═════ Stored rows ═════

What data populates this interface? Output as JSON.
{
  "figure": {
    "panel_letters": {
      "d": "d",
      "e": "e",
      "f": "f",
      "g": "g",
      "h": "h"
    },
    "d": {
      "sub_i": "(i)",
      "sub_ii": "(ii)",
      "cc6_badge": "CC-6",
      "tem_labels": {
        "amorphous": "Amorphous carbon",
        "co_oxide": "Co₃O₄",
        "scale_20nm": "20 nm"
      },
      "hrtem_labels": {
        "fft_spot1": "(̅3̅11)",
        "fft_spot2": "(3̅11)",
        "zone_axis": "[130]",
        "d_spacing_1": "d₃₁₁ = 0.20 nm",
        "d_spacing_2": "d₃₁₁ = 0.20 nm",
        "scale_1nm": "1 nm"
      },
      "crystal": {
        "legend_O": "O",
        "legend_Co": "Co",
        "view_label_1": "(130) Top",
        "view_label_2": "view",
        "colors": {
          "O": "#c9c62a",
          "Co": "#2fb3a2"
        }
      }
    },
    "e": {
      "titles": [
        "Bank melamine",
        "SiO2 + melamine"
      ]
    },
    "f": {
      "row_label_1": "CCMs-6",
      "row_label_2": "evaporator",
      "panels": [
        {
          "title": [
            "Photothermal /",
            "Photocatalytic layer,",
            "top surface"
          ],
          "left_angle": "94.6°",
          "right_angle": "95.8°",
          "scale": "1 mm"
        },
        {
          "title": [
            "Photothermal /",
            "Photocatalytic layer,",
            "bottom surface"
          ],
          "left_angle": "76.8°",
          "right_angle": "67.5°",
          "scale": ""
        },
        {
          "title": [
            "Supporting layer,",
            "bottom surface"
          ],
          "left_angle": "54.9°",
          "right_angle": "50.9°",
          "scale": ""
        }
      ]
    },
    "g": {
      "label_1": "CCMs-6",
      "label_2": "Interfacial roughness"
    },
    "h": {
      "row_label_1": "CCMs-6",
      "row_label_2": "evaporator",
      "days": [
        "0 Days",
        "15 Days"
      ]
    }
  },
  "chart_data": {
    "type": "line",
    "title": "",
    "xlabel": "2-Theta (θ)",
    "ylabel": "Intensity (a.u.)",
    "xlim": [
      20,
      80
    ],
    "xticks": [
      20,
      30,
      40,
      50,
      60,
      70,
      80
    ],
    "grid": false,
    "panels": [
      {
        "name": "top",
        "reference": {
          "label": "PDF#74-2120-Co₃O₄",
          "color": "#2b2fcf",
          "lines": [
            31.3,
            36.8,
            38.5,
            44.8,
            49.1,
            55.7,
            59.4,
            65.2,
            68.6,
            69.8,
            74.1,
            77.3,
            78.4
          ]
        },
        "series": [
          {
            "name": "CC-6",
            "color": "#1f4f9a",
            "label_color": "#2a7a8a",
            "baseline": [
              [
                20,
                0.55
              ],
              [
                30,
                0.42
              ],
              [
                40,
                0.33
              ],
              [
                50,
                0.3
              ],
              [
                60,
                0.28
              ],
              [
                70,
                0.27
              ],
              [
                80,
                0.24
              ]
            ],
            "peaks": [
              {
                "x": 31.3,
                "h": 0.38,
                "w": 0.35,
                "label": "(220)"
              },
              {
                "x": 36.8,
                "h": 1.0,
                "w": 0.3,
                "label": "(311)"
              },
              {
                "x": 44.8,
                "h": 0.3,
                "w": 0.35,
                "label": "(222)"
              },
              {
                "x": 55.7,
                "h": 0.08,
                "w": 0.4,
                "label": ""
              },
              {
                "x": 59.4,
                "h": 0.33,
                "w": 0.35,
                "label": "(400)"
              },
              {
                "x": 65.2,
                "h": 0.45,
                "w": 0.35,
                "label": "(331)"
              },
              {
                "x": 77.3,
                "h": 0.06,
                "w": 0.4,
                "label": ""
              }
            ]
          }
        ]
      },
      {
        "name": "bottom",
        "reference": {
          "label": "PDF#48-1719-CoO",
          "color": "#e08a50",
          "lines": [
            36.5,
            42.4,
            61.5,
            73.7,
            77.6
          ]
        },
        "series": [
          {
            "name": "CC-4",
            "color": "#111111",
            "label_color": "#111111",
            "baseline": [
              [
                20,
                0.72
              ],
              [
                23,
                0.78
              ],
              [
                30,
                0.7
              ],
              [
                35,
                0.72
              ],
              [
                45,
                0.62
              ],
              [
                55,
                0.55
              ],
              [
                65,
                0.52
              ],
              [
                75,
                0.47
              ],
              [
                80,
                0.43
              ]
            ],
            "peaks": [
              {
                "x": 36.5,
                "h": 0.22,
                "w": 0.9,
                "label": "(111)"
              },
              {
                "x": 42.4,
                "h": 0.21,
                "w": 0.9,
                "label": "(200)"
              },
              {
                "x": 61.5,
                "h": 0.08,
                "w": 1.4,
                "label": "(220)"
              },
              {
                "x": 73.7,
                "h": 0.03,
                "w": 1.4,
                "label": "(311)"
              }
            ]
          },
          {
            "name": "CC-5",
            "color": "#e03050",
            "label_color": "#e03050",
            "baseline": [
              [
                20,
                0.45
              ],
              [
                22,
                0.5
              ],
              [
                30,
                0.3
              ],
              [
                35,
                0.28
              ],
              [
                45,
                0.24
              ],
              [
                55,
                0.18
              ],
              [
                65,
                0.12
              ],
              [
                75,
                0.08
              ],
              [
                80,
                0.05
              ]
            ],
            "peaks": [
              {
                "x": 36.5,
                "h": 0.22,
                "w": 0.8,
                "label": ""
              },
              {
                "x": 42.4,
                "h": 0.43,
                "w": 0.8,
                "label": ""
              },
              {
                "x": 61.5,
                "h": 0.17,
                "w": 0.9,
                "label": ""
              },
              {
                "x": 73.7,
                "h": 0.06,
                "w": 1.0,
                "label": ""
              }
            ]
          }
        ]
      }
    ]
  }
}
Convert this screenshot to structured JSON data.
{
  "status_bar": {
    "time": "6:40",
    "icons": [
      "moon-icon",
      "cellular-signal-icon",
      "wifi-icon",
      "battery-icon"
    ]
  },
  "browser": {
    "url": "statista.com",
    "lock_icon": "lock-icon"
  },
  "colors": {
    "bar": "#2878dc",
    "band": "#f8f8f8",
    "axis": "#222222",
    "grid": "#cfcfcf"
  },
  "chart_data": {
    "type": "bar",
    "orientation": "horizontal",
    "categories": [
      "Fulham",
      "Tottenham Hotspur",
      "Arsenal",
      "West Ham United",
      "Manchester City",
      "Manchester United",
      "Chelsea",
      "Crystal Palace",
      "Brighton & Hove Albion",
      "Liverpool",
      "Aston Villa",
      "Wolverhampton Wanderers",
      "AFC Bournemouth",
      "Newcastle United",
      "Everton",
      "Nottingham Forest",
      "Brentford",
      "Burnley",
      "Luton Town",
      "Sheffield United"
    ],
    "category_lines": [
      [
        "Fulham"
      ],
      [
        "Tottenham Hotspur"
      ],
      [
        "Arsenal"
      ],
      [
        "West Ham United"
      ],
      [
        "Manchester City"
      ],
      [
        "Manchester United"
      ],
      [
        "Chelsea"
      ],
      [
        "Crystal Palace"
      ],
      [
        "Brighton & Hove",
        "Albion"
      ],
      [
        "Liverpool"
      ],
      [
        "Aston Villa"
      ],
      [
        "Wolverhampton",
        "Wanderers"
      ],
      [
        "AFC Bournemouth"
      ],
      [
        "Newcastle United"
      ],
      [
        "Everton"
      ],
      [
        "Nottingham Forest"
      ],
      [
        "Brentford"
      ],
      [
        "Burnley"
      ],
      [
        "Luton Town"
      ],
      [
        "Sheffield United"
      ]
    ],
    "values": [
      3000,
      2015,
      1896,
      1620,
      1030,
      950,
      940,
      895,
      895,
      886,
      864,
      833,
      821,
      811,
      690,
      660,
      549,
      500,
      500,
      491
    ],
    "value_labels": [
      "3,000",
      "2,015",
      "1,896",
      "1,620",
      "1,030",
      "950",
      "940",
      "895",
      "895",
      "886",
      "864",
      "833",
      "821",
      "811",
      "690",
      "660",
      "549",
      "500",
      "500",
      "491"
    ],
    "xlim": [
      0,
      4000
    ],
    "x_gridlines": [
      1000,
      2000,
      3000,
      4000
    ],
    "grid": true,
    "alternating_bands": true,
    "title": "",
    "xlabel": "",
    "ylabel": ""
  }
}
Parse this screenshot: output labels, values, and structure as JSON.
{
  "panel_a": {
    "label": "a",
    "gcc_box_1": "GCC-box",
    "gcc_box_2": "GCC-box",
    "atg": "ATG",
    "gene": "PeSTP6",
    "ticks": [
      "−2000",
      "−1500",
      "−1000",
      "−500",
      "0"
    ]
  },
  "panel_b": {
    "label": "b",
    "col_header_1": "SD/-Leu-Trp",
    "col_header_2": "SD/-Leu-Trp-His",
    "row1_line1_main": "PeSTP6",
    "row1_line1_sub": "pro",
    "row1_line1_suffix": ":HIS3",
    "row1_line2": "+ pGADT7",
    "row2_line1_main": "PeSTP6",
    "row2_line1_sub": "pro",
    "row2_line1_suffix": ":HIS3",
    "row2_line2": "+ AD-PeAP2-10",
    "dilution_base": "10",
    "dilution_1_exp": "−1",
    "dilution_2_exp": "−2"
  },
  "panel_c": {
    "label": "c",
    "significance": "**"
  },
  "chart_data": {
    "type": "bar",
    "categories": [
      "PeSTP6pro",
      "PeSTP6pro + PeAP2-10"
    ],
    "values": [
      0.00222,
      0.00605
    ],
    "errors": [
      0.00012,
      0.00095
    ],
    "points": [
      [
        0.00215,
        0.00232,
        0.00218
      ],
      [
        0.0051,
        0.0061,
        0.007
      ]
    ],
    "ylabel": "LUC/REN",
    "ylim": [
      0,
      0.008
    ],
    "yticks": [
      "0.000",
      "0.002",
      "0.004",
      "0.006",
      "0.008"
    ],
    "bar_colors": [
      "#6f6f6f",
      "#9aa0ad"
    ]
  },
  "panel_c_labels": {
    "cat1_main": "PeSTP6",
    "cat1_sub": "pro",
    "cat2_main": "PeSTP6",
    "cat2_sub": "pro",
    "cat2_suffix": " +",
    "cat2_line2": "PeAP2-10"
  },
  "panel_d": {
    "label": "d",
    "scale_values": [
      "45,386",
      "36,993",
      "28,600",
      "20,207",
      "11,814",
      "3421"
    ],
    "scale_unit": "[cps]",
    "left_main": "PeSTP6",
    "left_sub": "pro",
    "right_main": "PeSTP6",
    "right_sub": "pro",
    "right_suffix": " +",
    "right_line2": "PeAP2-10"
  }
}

═════

(Problem to solve): Which lines include "Manchester"? Copy each of them out.

(Correct answer):
      "Manchester City",
      "Manchester United",
        "Manchester City"
        "Manchester United"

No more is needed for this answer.